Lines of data
━━━━━━

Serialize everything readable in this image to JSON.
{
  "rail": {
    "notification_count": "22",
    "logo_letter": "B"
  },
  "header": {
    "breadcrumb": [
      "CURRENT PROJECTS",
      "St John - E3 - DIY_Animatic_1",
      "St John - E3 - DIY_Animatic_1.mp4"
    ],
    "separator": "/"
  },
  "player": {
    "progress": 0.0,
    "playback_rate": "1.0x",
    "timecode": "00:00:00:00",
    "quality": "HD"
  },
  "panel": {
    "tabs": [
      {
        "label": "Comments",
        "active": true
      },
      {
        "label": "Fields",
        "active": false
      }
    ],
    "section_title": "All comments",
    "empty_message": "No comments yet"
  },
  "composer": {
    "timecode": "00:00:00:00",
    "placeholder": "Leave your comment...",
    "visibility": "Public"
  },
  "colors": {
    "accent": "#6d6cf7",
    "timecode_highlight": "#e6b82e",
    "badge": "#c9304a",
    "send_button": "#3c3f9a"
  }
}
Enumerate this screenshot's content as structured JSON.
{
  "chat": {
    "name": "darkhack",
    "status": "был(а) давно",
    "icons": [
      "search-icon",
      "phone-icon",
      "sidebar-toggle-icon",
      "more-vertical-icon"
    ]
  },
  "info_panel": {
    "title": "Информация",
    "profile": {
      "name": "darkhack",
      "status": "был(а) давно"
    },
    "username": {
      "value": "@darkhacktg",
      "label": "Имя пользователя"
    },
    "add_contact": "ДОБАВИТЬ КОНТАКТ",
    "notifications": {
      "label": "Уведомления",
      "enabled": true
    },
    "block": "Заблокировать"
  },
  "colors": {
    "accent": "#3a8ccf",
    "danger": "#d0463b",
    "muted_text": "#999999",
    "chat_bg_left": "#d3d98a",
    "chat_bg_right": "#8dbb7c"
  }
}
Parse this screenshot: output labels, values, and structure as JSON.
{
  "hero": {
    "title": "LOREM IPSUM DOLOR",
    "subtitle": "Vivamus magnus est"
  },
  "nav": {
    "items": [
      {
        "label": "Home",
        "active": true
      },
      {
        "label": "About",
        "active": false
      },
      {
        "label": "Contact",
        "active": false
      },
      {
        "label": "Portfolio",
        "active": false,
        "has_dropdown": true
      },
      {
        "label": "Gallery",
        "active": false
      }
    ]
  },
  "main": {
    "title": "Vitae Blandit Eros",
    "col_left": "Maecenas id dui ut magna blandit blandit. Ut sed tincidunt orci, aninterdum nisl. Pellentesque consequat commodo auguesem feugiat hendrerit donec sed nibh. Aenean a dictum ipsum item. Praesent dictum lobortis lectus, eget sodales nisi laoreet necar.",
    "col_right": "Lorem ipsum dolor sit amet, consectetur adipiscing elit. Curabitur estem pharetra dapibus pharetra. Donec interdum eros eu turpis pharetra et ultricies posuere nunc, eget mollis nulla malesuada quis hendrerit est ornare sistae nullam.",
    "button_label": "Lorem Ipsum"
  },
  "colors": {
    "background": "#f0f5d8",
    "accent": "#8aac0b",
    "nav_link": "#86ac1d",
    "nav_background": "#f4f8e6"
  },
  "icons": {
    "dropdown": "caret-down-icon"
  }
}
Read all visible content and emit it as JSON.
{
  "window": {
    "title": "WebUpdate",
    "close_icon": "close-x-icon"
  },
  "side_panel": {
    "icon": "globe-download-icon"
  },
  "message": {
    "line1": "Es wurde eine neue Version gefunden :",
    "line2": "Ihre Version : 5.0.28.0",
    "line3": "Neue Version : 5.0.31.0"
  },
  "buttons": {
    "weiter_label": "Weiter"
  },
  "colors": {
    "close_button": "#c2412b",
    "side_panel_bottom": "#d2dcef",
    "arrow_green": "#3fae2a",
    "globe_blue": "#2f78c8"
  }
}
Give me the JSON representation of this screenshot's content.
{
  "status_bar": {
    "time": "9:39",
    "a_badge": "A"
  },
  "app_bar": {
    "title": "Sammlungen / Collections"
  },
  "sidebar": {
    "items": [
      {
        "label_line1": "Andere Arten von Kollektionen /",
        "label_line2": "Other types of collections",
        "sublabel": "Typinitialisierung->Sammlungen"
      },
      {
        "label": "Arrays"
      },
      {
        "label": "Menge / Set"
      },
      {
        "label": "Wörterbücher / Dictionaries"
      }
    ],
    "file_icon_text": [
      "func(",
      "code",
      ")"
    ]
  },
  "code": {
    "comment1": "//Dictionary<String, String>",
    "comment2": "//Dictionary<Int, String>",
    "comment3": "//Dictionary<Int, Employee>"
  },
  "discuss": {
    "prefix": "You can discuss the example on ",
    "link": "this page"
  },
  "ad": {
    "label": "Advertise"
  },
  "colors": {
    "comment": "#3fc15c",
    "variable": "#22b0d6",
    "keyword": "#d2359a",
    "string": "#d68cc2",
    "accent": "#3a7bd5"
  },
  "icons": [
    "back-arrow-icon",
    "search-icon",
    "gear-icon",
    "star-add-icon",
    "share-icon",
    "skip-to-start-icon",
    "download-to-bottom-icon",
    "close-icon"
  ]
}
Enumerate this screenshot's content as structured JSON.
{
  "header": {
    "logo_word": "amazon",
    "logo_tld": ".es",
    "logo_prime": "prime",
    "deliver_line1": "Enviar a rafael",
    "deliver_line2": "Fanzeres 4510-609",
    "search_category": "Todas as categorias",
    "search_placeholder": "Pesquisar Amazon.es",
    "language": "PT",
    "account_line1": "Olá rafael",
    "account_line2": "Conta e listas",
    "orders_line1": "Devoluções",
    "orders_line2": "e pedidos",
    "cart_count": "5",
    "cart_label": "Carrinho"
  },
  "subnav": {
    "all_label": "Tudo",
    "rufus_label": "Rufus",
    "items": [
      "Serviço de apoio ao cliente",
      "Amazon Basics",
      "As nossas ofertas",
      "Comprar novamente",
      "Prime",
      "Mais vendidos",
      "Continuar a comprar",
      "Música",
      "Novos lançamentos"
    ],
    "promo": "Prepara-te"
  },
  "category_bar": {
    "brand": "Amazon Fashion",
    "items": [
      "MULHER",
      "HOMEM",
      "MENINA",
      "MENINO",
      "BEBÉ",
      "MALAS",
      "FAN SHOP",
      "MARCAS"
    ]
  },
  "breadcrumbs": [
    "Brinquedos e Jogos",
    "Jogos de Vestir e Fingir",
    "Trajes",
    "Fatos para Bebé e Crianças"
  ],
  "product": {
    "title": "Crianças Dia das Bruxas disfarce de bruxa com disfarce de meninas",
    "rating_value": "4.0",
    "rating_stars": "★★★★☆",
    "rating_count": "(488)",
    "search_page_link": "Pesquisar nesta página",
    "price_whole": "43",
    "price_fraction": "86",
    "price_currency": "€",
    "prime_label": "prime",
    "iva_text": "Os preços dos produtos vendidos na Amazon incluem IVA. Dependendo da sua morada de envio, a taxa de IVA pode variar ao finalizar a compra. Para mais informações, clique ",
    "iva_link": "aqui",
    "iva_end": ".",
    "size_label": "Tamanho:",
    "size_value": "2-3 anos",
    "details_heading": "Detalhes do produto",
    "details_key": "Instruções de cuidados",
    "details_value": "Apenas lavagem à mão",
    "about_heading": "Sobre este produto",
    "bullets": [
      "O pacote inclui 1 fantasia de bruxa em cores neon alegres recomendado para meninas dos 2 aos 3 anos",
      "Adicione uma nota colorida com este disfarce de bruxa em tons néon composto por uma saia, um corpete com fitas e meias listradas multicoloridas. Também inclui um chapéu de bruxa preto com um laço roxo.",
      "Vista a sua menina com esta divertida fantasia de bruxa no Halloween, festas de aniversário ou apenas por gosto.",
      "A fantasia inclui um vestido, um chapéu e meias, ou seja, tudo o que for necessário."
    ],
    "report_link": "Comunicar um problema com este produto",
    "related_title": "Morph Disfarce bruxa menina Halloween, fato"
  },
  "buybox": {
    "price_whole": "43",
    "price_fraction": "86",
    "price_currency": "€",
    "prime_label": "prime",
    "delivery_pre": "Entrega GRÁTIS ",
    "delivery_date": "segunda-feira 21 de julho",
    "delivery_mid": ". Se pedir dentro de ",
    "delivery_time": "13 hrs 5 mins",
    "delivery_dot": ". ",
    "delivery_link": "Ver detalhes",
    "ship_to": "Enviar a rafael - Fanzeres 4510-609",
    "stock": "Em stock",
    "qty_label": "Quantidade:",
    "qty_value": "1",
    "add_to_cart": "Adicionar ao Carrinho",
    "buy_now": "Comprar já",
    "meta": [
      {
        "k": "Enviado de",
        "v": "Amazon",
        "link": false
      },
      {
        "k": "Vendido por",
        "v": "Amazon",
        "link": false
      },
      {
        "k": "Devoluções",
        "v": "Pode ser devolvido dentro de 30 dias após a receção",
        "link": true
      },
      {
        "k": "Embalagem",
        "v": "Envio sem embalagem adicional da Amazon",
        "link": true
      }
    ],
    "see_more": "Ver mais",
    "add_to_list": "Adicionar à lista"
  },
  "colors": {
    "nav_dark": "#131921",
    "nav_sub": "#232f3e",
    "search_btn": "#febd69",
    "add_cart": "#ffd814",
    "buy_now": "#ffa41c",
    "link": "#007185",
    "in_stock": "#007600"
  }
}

━━━━━━

#### DESCRIPTION OF THE TASK:
Go through the preceding material and copy each line that has the word "JSON".

#### WRITTEN SOLUTION:
Serialize everything readable in this image to JSON.
Enumerate this screenshot's content as structured JSON.
Parse this screenshot: output labels, values, and structure as JSON.
Read all visible content and emit it as JSON.
Give me the JSON representation of this screenshot's content.
Enumerate this screenshot's content as structured JSON.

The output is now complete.